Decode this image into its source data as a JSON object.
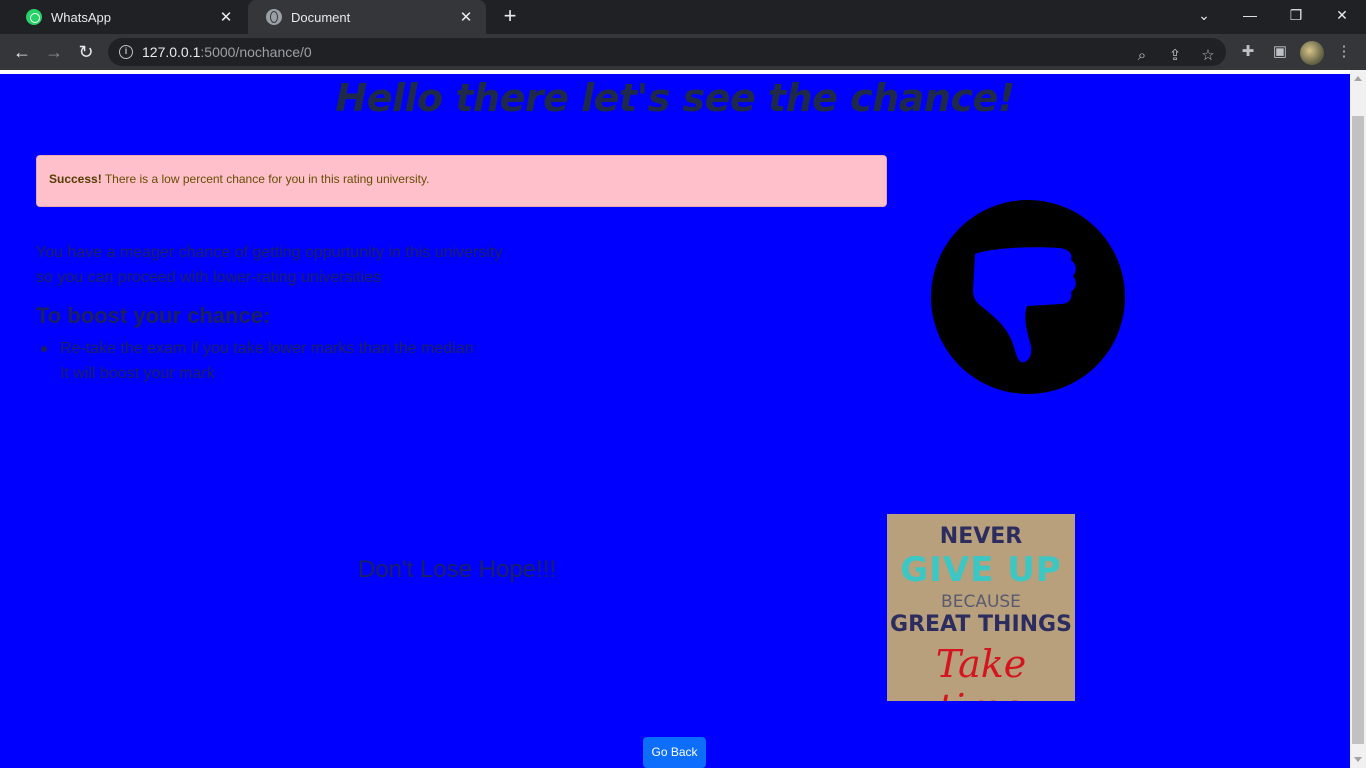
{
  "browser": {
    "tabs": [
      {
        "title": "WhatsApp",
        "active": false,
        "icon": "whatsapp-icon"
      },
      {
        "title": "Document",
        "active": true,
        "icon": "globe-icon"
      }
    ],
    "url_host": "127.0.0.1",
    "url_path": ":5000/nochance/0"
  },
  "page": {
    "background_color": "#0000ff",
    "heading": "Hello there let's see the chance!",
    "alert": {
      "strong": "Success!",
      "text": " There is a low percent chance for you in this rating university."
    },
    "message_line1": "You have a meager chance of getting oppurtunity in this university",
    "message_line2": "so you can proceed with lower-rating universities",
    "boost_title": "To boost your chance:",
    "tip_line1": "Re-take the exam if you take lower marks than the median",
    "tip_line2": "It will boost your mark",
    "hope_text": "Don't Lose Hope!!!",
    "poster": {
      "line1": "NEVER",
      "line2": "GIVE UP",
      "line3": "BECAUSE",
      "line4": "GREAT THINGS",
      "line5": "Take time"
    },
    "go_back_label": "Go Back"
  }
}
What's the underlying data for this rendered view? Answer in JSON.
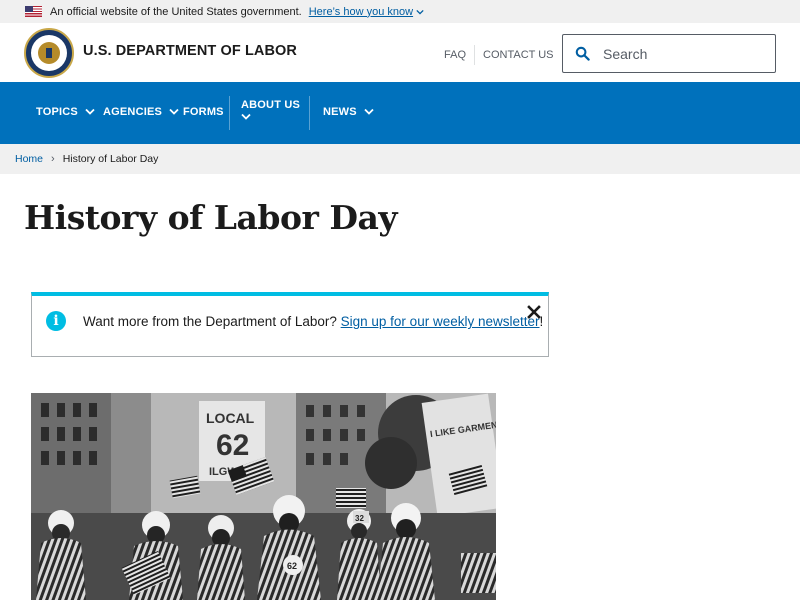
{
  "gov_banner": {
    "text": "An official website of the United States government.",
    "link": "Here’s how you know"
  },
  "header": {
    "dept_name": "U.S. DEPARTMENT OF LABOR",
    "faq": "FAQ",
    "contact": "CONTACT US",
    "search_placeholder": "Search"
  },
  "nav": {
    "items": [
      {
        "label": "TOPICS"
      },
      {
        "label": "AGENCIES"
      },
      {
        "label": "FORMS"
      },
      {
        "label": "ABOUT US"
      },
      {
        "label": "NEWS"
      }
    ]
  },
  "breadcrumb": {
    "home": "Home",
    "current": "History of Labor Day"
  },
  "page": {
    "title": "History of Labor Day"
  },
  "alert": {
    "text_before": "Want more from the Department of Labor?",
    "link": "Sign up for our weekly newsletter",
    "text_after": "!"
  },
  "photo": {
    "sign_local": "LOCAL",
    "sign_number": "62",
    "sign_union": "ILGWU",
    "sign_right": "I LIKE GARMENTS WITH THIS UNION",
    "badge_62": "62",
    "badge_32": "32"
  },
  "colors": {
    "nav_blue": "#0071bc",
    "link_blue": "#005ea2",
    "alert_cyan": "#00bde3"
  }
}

★ ★ ★ ★ ★

What the exercise asks: Except for the pictures, copy every line of the records above exactly.

Output:
Decode this image into its source data as a JSON object.
{
  "browser": {
    "tabs": [
      {
        "title": "WhatsApp",
        "active": false,
        "icon": "whatsapp-icon"
      },
      {
        "title": "Document",
        "active": true,
        "icon": "globe-icon"
      }
    ],
    "url_host": "127.0.0.1",
    "url_path": ":5000/nochance/0"
  },
  "page": {
    "background_color": "#0000ff",
    "heading": "Hello there let's see the chance!",
    "alert": {
      "strong": "Success!",
      "text": " There is a low percent chance for you in this rating university."
    },
    "message_line1": "You have a meager chance of getting oppurtunity in this university",
    "message_line2": "so you can proceed with lower-rating universities",
    "boost_title": "To boost your chance:",
    "tip_line1": "Re-take the exam if you take lower marks than the median",
    "tip_line2": "It will boost your mark",
    "hope_text": "Don't Lose Hope!!!",
    "poster": {
      "line1": "NEVER",
      "line2": "GIVE UP",
      "line3": "BECAUSE",
      "line4": "GREAT THINGS",
      "line5": "Take time"
    },
    "go_back_label": "Go Back"
  }
}
What's the underlying data for this rendered view? Answer in JSON.
{
  "gov_banner": {
    "text": "An official website of the United States government.",
    "link": "Here’s how you know"
  },
  "header": {
    "dept_name": "U.S. DEPARTMENT OF LABOR",
    "faq": "FAQ",
    "contact": "CONTACT US",
    "search_placeholder": "Search"
  },
  "nav": {
    "items": [
      {
        "label": "TOPICS"
      },
      {
        "label": "AGENCIES"
      },
      {
        "label": "FORMS"
      },
      {
        "label": "ABOUT US"
      },
      {
        "label": "NEWS"
      }
    ]
  },
  "breadcrumb": {
    "home": "Home",
    "current": "History of Labor Day"
  },
  "page": {
    "title": "History of Labor Day"
  },
  "alert": {
    "text_before": "Want more from the Department of Labor?",
    "link": "Sign up for our weekly newsletter",
    "text_after": "!"
  },
  "photo": {
    "sign_local": "LOCAL",
    "sign_number": "62",
    "sign_union": "ILGWU",
    "sign_right": "I LIKE GARMENTS WITH THIS UNION",
    "badge_62": "62",
    "badge_32": "32"
  },
  "colors": {
    "nav_blue": "#0071bc",
    "link_blue": "#005ea2",
    "alert_cyan": "#00bde3"
  }
}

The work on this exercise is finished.